### A block of data

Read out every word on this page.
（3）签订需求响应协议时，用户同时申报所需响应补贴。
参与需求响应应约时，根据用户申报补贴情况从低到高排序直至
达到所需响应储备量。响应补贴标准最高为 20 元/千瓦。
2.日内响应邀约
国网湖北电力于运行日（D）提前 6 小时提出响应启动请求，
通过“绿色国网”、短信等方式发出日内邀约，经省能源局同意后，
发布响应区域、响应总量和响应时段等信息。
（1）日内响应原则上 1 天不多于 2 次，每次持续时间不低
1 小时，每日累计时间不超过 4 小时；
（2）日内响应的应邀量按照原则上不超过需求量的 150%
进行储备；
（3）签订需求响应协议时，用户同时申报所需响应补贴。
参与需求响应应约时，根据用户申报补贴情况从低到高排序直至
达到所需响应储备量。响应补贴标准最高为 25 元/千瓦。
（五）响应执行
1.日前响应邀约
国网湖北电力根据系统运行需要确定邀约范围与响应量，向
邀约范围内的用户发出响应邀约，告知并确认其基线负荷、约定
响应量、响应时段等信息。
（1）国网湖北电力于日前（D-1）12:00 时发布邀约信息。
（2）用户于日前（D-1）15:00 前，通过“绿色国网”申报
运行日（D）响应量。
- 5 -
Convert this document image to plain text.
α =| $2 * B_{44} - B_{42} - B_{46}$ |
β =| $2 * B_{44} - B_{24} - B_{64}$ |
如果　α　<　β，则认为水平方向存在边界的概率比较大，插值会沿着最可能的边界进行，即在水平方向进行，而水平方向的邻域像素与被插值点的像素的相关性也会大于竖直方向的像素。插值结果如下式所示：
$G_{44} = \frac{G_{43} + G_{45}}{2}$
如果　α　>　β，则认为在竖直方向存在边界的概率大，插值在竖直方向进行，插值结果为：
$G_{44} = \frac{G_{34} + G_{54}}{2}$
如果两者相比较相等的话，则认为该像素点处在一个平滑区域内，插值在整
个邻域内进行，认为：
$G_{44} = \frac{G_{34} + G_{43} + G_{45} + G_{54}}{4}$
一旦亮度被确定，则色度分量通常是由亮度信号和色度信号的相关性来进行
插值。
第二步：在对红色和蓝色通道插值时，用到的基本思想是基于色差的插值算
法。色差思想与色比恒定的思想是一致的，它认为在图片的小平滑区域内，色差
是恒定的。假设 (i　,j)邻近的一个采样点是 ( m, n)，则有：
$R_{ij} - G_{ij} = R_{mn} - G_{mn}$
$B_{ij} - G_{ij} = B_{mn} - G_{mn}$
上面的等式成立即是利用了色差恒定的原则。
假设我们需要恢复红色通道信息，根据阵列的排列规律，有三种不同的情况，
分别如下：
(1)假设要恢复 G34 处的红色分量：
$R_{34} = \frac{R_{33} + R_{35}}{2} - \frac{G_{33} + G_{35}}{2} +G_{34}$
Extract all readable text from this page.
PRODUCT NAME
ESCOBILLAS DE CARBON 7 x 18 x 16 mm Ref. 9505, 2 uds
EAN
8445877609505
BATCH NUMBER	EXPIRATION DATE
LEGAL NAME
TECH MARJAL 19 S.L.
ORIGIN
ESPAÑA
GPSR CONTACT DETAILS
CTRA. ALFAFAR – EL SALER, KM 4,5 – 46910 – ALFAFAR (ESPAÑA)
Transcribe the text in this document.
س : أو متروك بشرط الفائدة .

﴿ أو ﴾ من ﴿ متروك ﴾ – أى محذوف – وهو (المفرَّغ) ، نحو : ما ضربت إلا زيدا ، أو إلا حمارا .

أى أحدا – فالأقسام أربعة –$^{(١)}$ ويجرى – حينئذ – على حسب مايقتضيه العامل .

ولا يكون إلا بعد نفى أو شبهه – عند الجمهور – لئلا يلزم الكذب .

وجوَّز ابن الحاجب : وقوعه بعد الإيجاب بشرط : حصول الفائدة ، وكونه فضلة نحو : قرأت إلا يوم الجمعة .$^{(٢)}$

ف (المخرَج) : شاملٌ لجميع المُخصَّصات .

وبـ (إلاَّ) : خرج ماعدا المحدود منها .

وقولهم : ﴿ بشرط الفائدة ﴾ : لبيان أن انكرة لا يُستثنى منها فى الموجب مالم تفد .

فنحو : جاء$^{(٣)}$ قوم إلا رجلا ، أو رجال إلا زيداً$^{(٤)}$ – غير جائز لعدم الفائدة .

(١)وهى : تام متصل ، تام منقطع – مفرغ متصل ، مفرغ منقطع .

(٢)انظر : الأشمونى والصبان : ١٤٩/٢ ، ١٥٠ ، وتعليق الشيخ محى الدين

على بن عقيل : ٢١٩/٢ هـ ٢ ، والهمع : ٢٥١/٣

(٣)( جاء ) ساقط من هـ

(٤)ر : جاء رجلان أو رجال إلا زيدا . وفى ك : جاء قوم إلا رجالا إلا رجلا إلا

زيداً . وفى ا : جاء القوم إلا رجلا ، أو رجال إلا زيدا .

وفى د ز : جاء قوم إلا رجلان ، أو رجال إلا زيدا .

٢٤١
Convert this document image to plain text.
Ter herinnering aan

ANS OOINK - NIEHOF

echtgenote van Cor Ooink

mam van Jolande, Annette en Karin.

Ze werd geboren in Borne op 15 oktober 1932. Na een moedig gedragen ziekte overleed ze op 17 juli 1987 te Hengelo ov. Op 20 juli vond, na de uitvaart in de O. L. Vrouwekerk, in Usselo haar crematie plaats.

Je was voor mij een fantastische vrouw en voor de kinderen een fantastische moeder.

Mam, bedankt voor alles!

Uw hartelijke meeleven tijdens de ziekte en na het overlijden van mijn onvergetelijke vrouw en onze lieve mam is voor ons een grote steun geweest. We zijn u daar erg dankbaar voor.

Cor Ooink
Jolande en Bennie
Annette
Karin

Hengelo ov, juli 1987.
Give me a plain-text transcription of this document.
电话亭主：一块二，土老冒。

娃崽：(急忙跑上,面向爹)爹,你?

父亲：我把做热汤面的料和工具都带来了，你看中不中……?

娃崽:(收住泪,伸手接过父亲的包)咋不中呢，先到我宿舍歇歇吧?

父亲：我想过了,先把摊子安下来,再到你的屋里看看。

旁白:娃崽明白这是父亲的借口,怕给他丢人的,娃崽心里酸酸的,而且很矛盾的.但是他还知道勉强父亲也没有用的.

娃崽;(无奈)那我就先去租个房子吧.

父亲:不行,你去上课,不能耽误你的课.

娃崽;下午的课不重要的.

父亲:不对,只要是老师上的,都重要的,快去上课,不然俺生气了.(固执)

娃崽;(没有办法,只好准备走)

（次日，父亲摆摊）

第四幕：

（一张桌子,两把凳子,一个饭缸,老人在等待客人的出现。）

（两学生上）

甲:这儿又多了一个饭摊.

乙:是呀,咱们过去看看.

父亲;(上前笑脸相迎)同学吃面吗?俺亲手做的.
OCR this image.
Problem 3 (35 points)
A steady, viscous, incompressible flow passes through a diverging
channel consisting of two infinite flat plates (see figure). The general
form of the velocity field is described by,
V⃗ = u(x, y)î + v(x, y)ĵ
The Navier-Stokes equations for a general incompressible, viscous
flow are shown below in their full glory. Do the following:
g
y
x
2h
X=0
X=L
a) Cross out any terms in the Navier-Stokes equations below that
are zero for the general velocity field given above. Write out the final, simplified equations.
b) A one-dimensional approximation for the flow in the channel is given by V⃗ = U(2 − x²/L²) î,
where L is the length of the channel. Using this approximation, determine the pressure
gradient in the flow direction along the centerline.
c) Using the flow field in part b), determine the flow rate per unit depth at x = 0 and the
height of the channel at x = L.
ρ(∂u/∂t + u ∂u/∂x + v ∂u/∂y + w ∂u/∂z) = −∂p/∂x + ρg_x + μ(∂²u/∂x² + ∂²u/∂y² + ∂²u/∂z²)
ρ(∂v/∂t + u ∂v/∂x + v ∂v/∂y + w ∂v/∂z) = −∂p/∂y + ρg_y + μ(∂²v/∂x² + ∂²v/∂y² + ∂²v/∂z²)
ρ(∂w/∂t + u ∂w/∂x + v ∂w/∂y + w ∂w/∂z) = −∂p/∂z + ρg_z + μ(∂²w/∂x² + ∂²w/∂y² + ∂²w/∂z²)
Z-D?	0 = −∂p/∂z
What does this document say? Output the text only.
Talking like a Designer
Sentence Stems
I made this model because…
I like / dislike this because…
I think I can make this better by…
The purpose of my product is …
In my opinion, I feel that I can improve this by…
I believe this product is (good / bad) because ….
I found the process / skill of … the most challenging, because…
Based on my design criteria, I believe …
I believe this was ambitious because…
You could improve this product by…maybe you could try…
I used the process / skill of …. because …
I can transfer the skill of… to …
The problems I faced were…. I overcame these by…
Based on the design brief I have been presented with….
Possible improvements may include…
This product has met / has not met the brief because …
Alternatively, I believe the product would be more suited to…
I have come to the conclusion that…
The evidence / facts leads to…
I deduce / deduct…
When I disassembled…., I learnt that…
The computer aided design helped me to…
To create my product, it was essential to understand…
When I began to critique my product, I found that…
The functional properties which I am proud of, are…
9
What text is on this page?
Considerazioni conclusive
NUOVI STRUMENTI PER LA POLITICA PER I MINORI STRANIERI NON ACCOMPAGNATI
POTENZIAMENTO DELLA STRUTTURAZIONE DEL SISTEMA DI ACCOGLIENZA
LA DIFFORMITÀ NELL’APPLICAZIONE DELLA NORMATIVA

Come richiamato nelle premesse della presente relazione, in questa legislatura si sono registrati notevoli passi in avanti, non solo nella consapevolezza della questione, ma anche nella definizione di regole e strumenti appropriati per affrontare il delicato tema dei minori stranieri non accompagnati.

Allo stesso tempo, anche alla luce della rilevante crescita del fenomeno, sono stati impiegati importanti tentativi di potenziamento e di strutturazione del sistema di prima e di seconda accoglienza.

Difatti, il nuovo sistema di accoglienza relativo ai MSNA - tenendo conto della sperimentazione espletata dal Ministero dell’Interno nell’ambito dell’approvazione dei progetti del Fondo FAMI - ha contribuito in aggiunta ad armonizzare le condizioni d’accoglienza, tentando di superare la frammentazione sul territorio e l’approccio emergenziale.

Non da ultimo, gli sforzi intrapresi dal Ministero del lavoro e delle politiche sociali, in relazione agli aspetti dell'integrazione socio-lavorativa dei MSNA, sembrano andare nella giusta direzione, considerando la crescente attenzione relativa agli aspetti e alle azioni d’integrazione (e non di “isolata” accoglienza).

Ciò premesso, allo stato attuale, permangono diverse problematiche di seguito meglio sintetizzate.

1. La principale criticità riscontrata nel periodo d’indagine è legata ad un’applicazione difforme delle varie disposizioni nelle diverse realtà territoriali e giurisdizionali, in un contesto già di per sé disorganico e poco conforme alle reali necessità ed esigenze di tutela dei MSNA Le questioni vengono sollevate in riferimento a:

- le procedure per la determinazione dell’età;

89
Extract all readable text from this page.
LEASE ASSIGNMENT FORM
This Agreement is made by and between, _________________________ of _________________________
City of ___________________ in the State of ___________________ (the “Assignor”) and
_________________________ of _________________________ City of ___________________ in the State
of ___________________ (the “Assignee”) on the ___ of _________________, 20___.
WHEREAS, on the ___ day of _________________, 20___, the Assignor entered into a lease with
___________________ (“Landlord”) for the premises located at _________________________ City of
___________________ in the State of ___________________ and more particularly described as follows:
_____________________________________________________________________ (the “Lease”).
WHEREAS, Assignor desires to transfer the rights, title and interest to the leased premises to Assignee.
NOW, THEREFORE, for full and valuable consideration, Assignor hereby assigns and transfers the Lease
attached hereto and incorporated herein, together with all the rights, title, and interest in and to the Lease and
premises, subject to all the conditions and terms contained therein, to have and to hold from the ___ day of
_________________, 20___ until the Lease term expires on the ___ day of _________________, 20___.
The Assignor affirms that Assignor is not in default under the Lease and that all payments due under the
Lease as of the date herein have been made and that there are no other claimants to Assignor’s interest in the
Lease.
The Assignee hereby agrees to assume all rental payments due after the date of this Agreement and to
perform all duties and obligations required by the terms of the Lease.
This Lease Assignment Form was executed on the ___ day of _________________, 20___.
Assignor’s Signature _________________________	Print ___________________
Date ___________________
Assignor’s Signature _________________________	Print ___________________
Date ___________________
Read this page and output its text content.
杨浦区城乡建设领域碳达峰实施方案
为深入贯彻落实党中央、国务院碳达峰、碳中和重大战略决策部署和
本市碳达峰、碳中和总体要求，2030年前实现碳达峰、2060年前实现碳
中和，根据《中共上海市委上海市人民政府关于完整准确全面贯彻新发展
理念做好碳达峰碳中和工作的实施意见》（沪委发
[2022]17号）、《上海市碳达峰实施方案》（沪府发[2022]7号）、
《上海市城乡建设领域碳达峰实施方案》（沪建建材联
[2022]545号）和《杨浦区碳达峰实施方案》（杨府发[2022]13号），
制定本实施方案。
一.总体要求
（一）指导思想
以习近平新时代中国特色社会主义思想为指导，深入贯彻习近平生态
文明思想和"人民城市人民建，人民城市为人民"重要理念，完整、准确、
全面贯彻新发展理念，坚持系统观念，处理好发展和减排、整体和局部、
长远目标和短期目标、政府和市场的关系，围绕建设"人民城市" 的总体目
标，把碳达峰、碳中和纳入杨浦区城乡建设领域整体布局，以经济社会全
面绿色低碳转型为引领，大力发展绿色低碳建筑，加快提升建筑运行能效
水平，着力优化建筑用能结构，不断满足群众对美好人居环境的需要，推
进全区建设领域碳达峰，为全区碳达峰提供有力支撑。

### Task to complete
Find "زيدا". Copy every line it occurs in.

### Expected output
﴿ أو ﴾ من ﴿ متروك ﴾ – أى محذوف – وهو (المفرَّغ) ، نحو : ما ضربت إلا زيدا ، أو إلا حمارا .
فنحو : جاء$^{(٣)}$ قوم إلا رجلا ، أو رجال إلا زيداً$^{(٤)}$ – غير جائز لعدم الفائدة .
(٤)ر : جاء رجلان أو رجال إلا زيدا . وفى ك : جاء قوم إلا رجالا إلا رجلا إلا
زيداً . وفى ا : جاء القوم إلا رجلا ، أو رجال إلا زيدا .
وفى د ز : جاء قوم إلا رجلان ، أو رجال إلا زيدا .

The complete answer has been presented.